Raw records
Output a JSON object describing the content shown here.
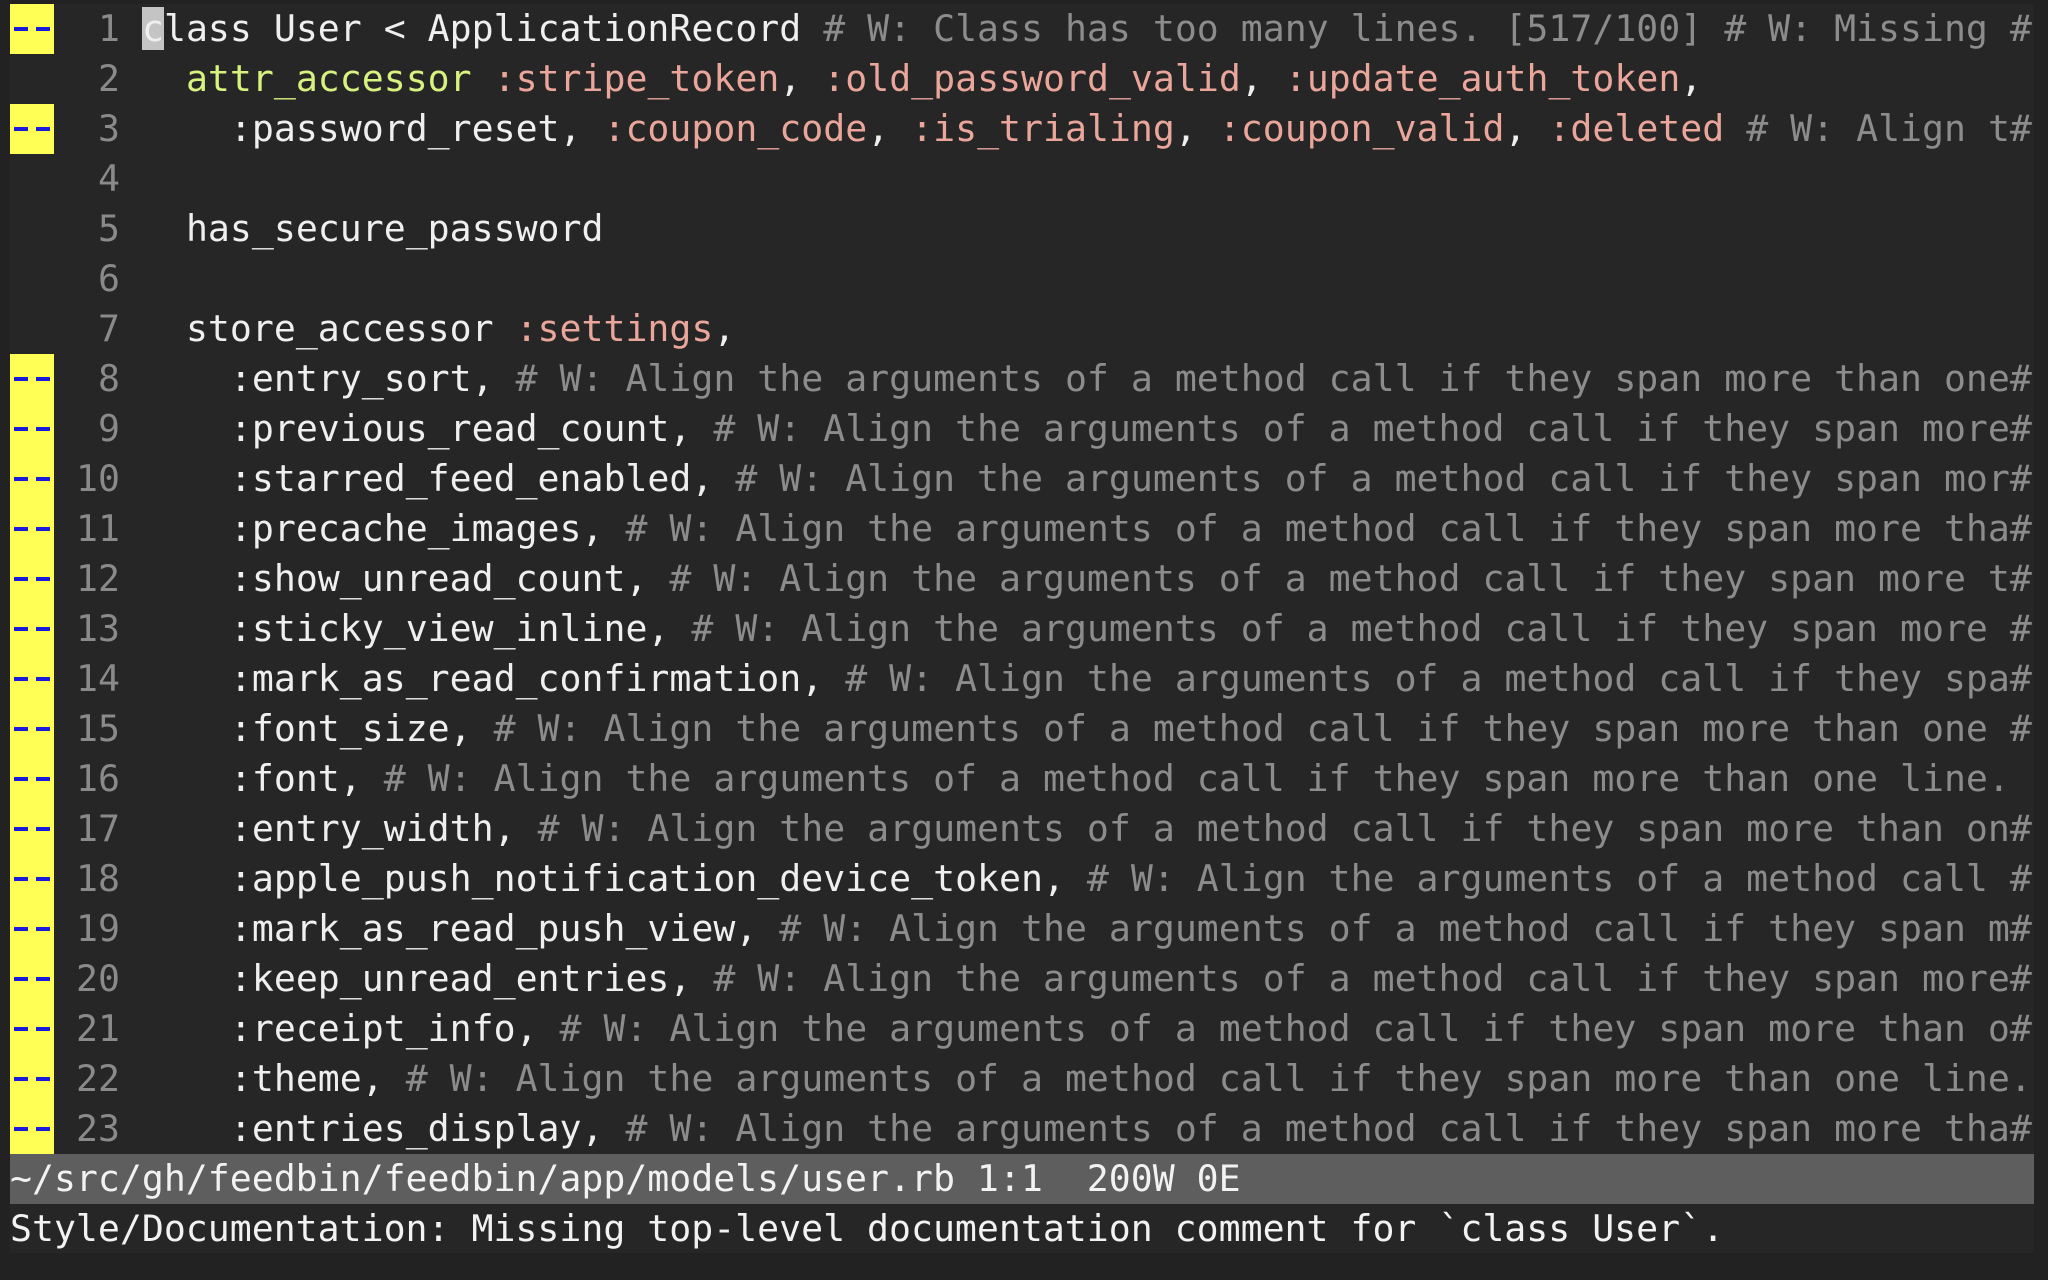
{
  "editor": {
    "lines": [
      {
        "num": "1",
        "sign": true,
        "cursor_char": "c",
        "segments": [
          {
            "t": "lass User < ApplicationRecord ",
            "c": "default"
          },
          {
            "t": "# W: Class has too many lines. [517/100] # W: Missing #",
            "c": "comment"
          }
        ]
      },
      {
        "num": "2",
        "sign": false,
        "segments": [
          {
            "t": "  ",
            "c": "default"
          },
          {
            "t": "attr_accessor",
            "c": "method"
          },
          {
            "t": " ",
            "c": "default"
          },
          {
            "t": ":stripe_token",
            "c": "symbol"
          },
          {
            "t": ", ",
            "c": "default"
          },
          {
            "t": ":old_password_valid",
            "c": "symbol"
          },
          {
            "t": ", ",
            "c": "default"
          },
          {
            "t": ":update_auth_token",
            "c": "symbol"
          },
          {
            "t": ",",
            "c": "default"
          }
        ]
      },
      {
        "num": "3",
        "sign": true,
        "segments": [
          {
            "t": "    :password_reset, ",
            "c": "default"
          },
          {
            "t": ":coupon_code",
            "c": "symbol"
          },
          {
            "t": ", ",
            "c": "default"
          },
          {
            "t": ":is_trialing",
            "c": "symbol"
          },
          {
            "t": ", ",
            "c": "default"
          },
          {
            "t": ":coupon_valid",
            "c": "symbol"
          },
          {
            "t": ", ",
            "c": "default"
          },
          {
            "t": ":deleted",
            "c": "symbol"
          },
          {
            "t": " # W: Align t#",
            "c": "comment"
          }
        ]
      },
      {
        "num": "4",
        "sign": false,
        "segments": []
      },
      {
        "num": "5",
        "sign": false,
        "segments": [
          {
            "t": "  has_secure_password",
            "c": "default"
          }
        ]
      },
      {
        "num": "6",
        "sign": false,
        "segments": []
      },
      {
        "num": "7",
        "sign": false,
        "segments": [
          {
            "t": "  store_accessor ",
            "c": "default"
          },
          {
            "t": ":settings",
            "c": "symbol"
          },
          {
            "t": ",",
            "c": "default"
          }
        ]
      },
      {
        "num": "8",
        "sign": true,
        "segments": [
          {
            "t": "    :entry_sort, ",
            "c": "default"
          },
          {
            "t": "# W: Align the arguments of a method call if they span more than one#",
            "c": "comment"
          }
        ]
      },
      {
        "num": "9",
        "sign": true,
        "segments": [
          {
            "t": "    :previous_read_count, ",
            "c": "default"
          },
          {
            "t": "# W: Align the arguments of a method call if they span more#",
            "c": "comment"
          }
        ]
      },
      {
        "num": "10",
        "sign": true,
        "segments": [
          {
            "t": "    :starred_feed_enabled, ",
            "c": "default"
          },
          {
            "t": "# W: Align the arguments of a method call if they span mor#",
            "c": "comment"
          }
        ]
      },
      {
        "num": "11",
        "sign": true,
        "segments": [
          {
            "t": "    :precache_images, ",
            "c": "default"
          },
          {
            "t": "# W: Align the arguments of a method call if they span more tha#",
            "c": "comment"
          }
        ]
      },
      {
        "num": "12",
        "sign": true,
        "segments": [
          {
            "t": "    :show_unread_count, ",
            "c": "default"
          },
          {
            "t": "# W: Align the arguments of a method call if they span more t#",
            "c": "comment"
          }
        ]
      },
      {
        "num": "13",
        "sign": true,
        "segments": [
          {
            "t": "    :sticky_view_inline, ",
            "c": "default"
          },
          {
            "t": "# W: Align the arguments of a method call if they span more #",
            "c": "comment"
          }
        ]
      },
      {
        "num": "14",
        "sign": true,
        "segments": [
          {
            "t": "    :mark_as_read_confirmation, ",
            "c": "default"
          },
          {
            "t": "# W: Align the arguments of a method call if they spa#",
            "c": "comment"
          }
        ]
      },
      {
        "num": "15",
        "sign": true,
        "segments": [
          {
            "t": "    :font_size, ",
            "c": "default"
          },
          {
            "t": "# W: Align the arguments of a method call if they span more than one #",
            "c": "comment"
          }
        ]
      },
      {
        "num": "16",
        "sign": true,
        "segments": [
          {
            "t": "    :font, ",
            "c": "default"
          },
          {
            "t": "# W: Align the arguments of a method call if they span more than one line.",
            "c": "comment"
          }
        ]
      },
      {
        "num": "17",
        "sign": true,
        "segments": [
          {
            "t": "    :entry_width, ",
            "c": "default"
          },
          {
            "t": "# W: Align the arguments of a method call if they span more than on#",
            "c": "comment"
          }
        ]
      },
      {
        "num": "18",
        "sign": true,
        "segments": [
          {
            "t": "    :apple_push_notification_device_token, ",
            "c": "default"
          },
          {
            "t": "# W: Align the arguments of a method call #",
            "c": "comment"
          }
        ]
      },
      {
        "num": "19",
        "sign": true,
        "segments": [
          {
            "t": "    :mark_as_read_push_view, ",
            "c": "default"
          },
          {
            "t": "# W: Align the arguments of a method call if they span m#",
            "c": "comment"
          }
        ]
      },
      {
        "num": "20",
        "sign": true,
        "segments": [
          {
            "t": "    :keep_unread_entries, ",
            "c": "default"
          },
          {
            "t": "# W: Align the arguments of a method call if they span more#",
            "c": "comment"
          }
        ]
      },
      {
        "num": "21",
        "sign": true,
        "segments": [
          {
            "t": "    :receipt_info, ",
            "c": "default"
          },
          {
            "t": "# W: Align the arguments of a method call if they span more than o#",
            "c": "comment"
          }
        ]
      },
      {
        "num": "22",
        "sign": true,
        "segments": [
          {
            "t": "    :theme, ",
            "c": "default"
          },
          {
            "t": "# W: Align the arguments of a method call if they span more than one line.",
            "c": "comment"
          }
        ]
      },
      {
        "num": "23",
        "sign": true,
        "segments": [
          {
            "t": "    :entries_display, ",
            "c": "default"
          },
          {
            "t": "# W: Align the arguments of a method call if they span more tha#",
            "c": "comment"
          }
        ]
      }
    ],
    "sign_marker": "--"
  },
  "statusline": {
    "text": "~/src/gh/feedbin/feedbin/app/models/user.rb 1:1  200W 0E"
  },
  "message": {
    "text": "Style/Documentation: Missing top-level documentation comment for `class User`."
  },
  "colors": {
    "background": "#262626",
    "sign_column": "#ffff55",
    "sign_dash": "#1a1adb",
    "method": "#d7f27e",
    "symbol": "#eba69b",
    "comment": "#8c8c8c",
    "line_number": "#8a8a8a",
    "statusline_bg": "#5e5e5e"
  }
}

What to do >> Transcribe the listing above verbatim. Omit the pictures.

The completed task >>
Output a JSON object describing the content shown here.
{
  "editor": {
    "lines": [
      {
        "num": "1",
        "sign": true,
        "cursor_char": "c",
        "segments": [
          {
            "t": "lass User < ApplicationRecord ",
            "c": "default"
          },
          {
            "t": "# W: Class has too many lines. [517/100] # W: Missing #",
            "c": "comment"
          }
        ]
      },
      {
        "num": "2",
        "sign": false,
        "segments": [
          {
            "t": "  ",
            "c": "default"
          },
          {
            "t": "attr_accessor",
            "c": "method"
          },
          {
            "t": " ",
            "c": "default"
          },
          {
            "t": ":stripe_token",
            "c": "symbol"
          },
          {
            "t": ", ",
            "c": "default"
          },
          {
            "t": ":old_password_valid",
            "c": "symbol"
          },
          {
            "t": ", ",
            "c": "default"
          },
          {
            "t": ":update_auth_token",
            "c": "symbol"
          },
          {
            "t": ",",
            "c": "default"
          }
        ]
      },
      {
        "num": "3",
        "sign": true,
        "segments": [
          {
            "t": "    :password_reset, ",
            "c": "default"
          },
          {
            "t": ":coupon_code",
            "c": "symbol"
          },
          {
            "t": ", ",
            "c": "default"
          },
          {
            "t": ":is_trialing",
            "c": "symbol"
          },
          {
            "t": ", ",
            "c": "default"
          },
          {
            "t": ":coupon_valid",
            "c": "symbol"
          },
          {
            "t": ", ",
            "c": "default"
          },
          {
            "t": ":deleted",
            "c": "symbol"
          },
          {
            "t": " # W: Align t#",
            "c": "comment"
          }
        ]
      },
      {
        "num": "4",
        "sign": false,
        "segments": []
      },
      {
        "num": "5",
        "sign": false,
        "segments": [
          {
            "t": "  has_secure_password",
            "c": "default"
          }
        ]
      },
      {
        "num": "6",
        "sign": false,
        "segments": []
      },
      {
        "num": "7",
        "sign": false,
        "segments": [
          {
            "t": "  store_accessor ",
            "c": "default"
          },
          {
            "t": ":settings",
            "c": "symbol"
          },
          {
            "t": ",",
            "c": "default"
          }
        ]
      },
      {
        "num": "8",
        "sign": true,
        "segments": [
          {
            "t": "    :entry_sort, ",
            "c": "default"
          },
          {
            "t": "# W: Align the arguments of a method call if they span more than one#",
            "c": "comment"
          }
        ]
      },
      {
        "num": "9",
        "sign": true,
        "segments": [
          {
            "t": "    :previous_read_count, ",
            "c": "default"
          },
          {
            "t": "# W: Align the arguments of a method call if they span more#",
            "c": "comment"
          }
        ]
      },
      {
        "num": "10",
        "sign": true,
        "segments": [
          {
            "t": "    :starred_feed_enabled, ",
            "c": "default"
          },
          {
            "t": "# W: Align the arguments of a method call if they span mor#",
            "c": "comment"
          }
        ]
      },
      {
        "num": "11",
        "sign": true,
        "segments": [
          {
            "t": "    :precache_images, ",
            "c": "default"
          },
          {
            "t": "# W: Align the arguments of a method call if they span more tha#",
            "c": "comment"
          }
        ]
      },
      {
        "num": "12",
        "sign": true,
        "segments": [
          {
            "t": "    :show_unread_count, ",
            "c": "default"
          },
          {
            "t": "# W: Align the arguments of a method call if they span more t#",
            "c": "comment"
          }
        ]
      },
      {
        "num": "13",
        "sign": true,
        "segments": [
          {
            "t": "    :sticky_view_inline, ",
            "c": "default"
          },
          {
            "t": "# W: Align the arguments of a method call if they span more #",
            "c": "comment"
          }
        ]
      },
      {
        "num": "14",
        "sign": true,
        "segments": [
          {
            "t": "    :mark_as_read_confirmation, ",
            "c": "default"
          },
          {
            "t": "# W: Align the arguments of a method call if they spa#",
            "c": "comment"
          }
        ]
      },
      {
        "num": "15",
        "sign": true,
        "segments": [
          {
            "t": "    :font_size, ",
            "c": "default"
          },
          {
            "t": "# W: Align the arguments of a method call if they span more than one #",
            "c": "comment"
          }
        ]
      },
      {
        "num": "16",
        "sign": true,
        "segments": [
          {
            "t": "    :font, ",
            "c": "default"
          },
          {
            "t": "# W: Align the arguments of a method call if they span more than one line.",
            "c": "comment"
          }
        ]
      },
      {
        "num": "17",
        "sign": true,
        "segments": [
          {
            "t": "    :entry_width, ",
            "c": "default"
          },
          {
            "t": "# W: Align the arguments of a method call if they span more than on#",
            "c": "comment"
          }
        ]
      },
      {
        "num": "18",
        "sign": true,
        "segments": [
          {
            "t": "    :apple_push_notification_device_token, ",
            "c": "default"
          },
          {
            "t": "# W: Align the arguments of a method call #",
            "c": "comment"
          }
        ]
      },
      {
        "num": "19",
        "sign": true,
        "segments": [
          {
            "t": "    :mark_as_read_push_view, ",
            "c": "default"
          },
          {
            "t": "# W: Align the arguments of a method call if they span m#",
            "c": "comment"
          }
        ]
      },
      {
        "num": "20",
        "sign": true,
        "segments": [
          {
            "t": "    :keep_unread_entries, ",
            "c": "default"
          },
          {
            "t": "# W: Align the arguments of a method call if they span more#",
            "c": "comment"
          }
        ]
      },
      {
        "num": "21",
        "sign": true,
        "segments": [
          {
            "t": "    :receipt_info, ",
            "c": "default"
          },
          {
            "t": "# W: Align the arguments of a method call if they span more than o#",
            "c": "comment"
          }
        ]
      },
      {
        "num": "22",
        "sign": true,
        "segments": [
          {
            "t": "    :theme, ",
            "c": "default"
          },
          {
            "t": "# W: Align the arguments of a method call if they span more than one line.",
            "c": "comment"
          }
        ]
      },
      {
        "num": "23",
        "sign": true,
        "segments": [
          {
            "t": "    :entries_display, ",
            "c": "default"
          },
          {
            "t": "# W: Align the arguments of a method call if they span more tha#",
            "c": "comment"
          }
        ]
      }
    ],
    "sign_marker": "--"
  },
  "statusline": {
    "text": "~/src/gh/feedbin/feedbin/app/models/user.rb 1:1  200W 0E"
  },
  "message": {
    "text": "Style/Documentation: Missing top-level documentation comment for `class User`."
  },
  "colors": {
    "background": "#262626",
    "sign_column": "#ffff55",
    "sign_dash": "#1a1adb",
    "method": "#d7f27e",
    "symbol": "#eba69b",
    "comment": "#8c8c8c",
    "line_number": "#8a8a8a",
    "statusline_bg": "#5e5e5e"
  }
}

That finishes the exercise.